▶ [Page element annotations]
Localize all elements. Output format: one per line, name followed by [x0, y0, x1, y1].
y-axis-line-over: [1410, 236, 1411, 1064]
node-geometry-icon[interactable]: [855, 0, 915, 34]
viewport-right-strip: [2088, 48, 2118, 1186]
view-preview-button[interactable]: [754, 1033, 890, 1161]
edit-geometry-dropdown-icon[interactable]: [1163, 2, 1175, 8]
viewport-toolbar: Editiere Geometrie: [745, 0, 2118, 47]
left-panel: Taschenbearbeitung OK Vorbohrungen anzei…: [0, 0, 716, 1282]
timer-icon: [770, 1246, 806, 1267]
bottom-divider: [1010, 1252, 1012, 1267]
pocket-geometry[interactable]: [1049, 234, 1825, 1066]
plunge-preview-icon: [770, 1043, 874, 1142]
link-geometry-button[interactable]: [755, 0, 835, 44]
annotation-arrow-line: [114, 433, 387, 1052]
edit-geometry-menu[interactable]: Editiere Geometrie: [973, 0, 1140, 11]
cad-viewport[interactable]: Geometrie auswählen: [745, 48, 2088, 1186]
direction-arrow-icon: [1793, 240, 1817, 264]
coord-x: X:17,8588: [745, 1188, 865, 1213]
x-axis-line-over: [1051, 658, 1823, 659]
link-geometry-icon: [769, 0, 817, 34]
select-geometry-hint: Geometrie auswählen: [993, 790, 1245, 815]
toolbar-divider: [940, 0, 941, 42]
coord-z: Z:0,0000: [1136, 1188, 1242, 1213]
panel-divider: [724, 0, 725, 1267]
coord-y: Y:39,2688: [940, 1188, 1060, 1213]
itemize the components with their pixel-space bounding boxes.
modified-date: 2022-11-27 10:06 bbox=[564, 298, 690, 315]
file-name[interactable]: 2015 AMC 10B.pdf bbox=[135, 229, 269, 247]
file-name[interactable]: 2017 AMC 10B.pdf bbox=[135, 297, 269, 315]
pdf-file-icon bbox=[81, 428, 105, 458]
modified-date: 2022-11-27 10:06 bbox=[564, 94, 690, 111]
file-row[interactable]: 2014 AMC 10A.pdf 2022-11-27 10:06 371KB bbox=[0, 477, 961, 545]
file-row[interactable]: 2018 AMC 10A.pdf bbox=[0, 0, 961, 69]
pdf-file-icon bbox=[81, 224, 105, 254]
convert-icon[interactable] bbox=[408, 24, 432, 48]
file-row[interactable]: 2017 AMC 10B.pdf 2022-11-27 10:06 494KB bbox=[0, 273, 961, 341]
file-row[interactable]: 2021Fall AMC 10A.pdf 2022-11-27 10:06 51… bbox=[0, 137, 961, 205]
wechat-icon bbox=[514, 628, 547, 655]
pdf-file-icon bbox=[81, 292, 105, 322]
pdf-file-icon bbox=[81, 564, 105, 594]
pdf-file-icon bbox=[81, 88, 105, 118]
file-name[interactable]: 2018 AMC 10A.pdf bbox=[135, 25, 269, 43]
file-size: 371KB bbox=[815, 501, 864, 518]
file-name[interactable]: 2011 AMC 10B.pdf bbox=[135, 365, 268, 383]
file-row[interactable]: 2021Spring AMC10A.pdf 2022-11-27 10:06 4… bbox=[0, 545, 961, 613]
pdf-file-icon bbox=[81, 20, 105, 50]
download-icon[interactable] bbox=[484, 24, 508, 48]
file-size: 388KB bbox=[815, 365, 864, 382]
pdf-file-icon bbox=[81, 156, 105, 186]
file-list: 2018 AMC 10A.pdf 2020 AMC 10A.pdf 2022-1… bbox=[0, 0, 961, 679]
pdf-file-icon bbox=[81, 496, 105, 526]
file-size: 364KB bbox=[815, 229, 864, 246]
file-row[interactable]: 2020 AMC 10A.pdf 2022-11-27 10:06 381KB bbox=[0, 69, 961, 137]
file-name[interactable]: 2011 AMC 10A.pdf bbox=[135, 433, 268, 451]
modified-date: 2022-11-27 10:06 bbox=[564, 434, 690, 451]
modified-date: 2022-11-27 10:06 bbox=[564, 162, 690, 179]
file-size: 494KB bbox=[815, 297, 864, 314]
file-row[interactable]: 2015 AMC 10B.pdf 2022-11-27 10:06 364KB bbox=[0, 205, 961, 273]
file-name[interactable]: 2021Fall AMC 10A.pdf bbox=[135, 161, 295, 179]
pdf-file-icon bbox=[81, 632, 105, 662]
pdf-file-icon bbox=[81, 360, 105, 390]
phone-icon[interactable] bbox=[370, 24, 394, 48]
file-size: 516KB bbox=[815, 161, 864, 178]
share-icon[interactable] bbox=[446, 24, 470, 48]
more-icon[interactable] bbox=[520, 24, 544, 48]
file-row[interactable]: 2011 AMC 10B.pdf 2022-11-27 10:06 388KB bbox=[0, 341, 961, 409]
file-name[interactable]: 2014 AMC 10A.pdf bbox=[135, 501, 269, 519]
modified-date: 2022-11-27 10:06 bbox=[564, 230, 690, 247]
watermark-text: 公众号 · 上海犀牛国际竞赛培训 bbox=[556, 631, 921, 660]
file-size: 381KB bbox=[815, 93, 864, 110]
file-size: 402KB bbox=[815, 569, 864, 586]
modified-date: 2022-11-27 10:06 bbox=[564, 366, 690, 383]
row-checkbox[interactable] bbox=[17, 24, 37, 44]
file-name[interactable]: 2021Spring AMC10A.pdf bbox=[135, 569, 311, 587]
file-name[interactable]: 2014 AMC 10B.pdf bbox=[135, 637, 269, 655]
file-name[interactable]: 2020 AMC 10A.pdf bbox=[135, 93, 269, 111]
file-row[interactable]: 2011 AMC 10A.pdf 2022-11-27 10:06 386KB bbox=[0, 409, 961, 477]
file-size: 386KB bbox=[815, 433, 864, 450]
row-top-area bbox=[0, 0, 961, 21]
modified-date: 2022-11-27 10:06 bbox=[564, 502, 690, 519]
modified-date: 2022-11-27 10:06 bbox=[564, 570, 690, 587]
* * *
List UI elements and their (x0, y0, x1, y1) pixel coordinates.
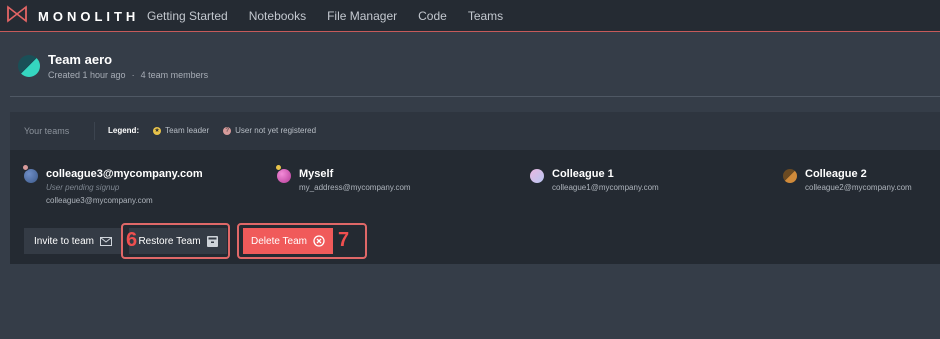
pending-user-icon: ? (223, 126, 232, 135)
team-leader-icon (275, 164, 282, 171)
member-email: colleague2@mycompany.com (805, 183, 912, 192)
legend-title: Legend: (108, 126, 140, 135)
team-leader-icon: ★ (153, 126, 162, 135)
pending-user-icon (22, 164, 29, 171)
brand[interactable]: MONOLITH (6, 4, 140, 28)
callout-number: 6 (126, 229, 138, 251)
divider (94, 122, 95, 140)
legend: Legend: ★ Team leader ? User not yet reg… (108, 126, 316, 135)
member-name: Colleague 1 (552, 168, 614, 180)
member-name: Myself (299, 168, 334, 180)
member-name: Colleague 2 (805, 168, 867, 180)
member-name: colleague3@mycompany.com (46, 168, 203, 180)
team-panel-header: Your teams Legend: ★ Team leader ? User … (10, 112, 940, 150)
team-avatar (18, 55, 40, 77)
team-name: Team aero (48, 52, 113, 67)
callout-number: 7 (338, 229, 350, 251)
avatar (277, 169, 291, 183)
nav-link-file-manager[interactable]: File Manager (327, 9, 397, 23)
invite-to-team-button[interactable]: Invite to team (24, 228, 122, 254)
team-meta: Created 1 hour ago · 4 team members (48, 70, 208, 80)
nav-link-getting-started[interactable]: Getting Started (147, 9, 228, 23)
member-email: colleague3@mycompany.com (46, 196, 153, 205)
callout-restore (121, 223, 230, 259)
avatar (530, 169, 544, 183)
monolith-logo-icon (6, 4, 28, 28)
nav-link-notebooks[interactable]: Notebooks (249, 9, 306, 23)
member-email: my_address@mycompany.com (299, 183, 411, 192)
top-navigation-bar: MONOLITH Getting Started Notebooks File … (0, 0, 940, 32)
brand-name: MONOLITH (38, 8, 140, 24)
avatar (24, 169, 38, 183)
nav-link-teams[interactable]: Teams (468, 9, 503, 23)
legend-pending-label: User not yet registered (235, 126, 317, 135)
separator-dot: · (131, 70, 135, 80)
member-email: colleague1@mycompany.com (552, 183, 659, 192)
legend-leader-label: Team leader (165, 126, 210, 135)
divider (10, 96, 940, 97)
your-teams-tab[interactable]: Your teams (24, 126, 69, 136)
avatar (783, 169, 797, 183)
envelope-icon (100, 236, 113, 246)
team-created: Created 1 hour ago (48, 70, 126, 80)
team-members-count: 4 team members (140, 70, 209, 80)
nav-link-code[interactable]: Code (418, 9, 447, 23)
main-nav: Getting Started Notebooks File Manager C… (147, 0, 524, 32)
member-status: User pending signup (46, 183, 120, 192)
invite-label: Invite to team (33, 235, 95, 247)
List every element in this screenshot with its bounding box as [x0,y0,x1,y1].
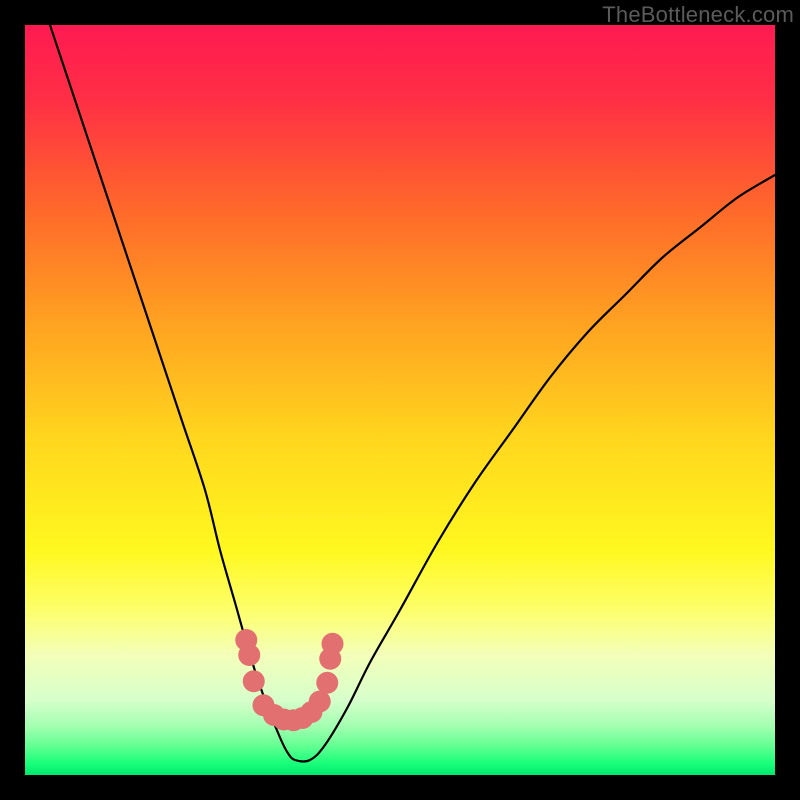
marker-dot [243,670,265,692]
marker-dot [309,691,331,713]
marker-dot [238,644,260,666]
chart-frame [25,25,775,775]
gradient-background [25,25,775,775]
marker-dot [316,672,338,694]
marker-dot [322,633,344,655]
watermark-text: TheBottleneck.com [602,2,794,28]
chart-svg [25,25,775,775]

▶ [TASK TO CARRY OUT] Please change "team-leader-icon" to "leader-badge-icon" throughout the lines that open with the line containing "pending-user-icon: ? (223, 126, 232, 135)" and close with the line containing "pending-user-icon (22, 164, 29, 171)". Give back only those lines, with nothing else altered.

▶ [FINAL ANSWER]
pending-user-icon: ? (223, 126, 232, 135)
leader-badge-icon (275, 164, 282, 171)
member-email: colleague2@mycompany.com (805, 183, 912, 192)
legend-title: Legend: (108, 126, 140, 135)
leader-badge-icon: ★ (153, 126, 162, 135)
pending-user-icon (22, 164, 29, 171)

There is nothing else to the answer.